— EXERCISE AIM —
Every record should be written out exactly, with the pictures left out.

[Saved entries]
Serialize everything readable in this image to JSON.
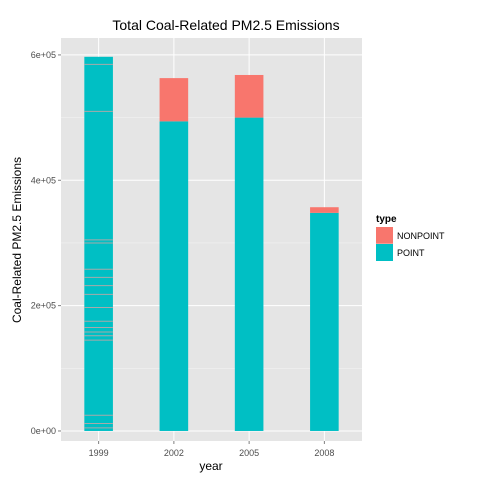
{
  "chart_data": {
    "type": "bar",
    "stacked": true,
    "title": "Total Coal-Related PM2.5 Emissions",
    "xlabel": "year",
    "ylabel": "Coal-Related PM2.5 Emissions",
    "categories": [
      "1999",
      "2002",
      "2005",
      "2008"
    ],
    "series": [
      {
        "name": "POINT",
        "color": "#00BFC4",
        "values": [
          597000,
          494000,
          500000,
          348000
        ]
      },
      {
        "name": "NONPOINT",
        "color": "#F8766D",
        "values": [
          0,
          69000,
          68000,
          9000
        ]
      }
    ],
    "ylim": [
      -16000,
      627000
    ],
    "yticks": [
      0,
      200000,
      400000,
      600000
    ],
    "ytick_labels": [
      "0e+00",
      "2e+05",
      "4e+05",
      "6e+05"
    ],
    "segment_lines_1999": [
      5000,
      12000,
      25000,
      145000,
      152000,
      158000,
      165000,
      175000,
      197000,
      218000,
      232000,
      245000,
      258000,
      300000,
      305000,
      510000,
      585000
    ],
    "legend": {
      "title": "type",
      "position": "right",
      "entries": [
        "NONPOINT",
        "POINT"
      ]
    },
    "grid": true,
    "panel_background": "#E5E5E5",
    "gridline_color": "#FFFFFF"
  }
}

— FINISHED TASK —
Serialize everything readable in this image to JSON.
{
  "chart_data": {
    "type": "bar",
    "stacked": true,
    "title": "Total Coal-Related PM2.5 Emissions",
    "xlabel": "year",
    "ylabel": "Coal-Related PM2.5 Emissions",
    "categories": [
      "1999",
      "2002",
      "2005",
      "2008"
    ],
    "series": [
      {
        "name": "POINT",
        "color": "#00BFC4",
        "values": [
          597000,
          494000,
          500000,
          348000
        ]
      },
      {
        "name": "NONPOINT",
        "color": "#F8766D",
        "values": [
          0,
          69000,
          68000,
          9000
        ]
      }
    ],
    "ylim": [
      -16000,
      627000
    ],
    "yticks": [
      0,
      200000,
      400000,
      600000
    ],
    "ytick_labels": [
      "0e+00",
      "2e+05",
      "4e+05",
      "6e+05"
    ],
    "segment_lines_1999": [
      5000,
      12000,
      25000,
      145000,
      152000,
      158000,
      165000,
      175000,
      197000,
      218000,
      232000,
      245000,
      258000,
      300000,
      305000,
      510000,
      585000
    ],
    "legend": {
      "title": "type",
      "position": "right",
      "entries": [
        "NONPOINT",
        "POINT"
      ]
    },
    "grid": true,
    "panel_background": "#E5E5E5",
    "gridline_color": "#FFFFFF"
  }
}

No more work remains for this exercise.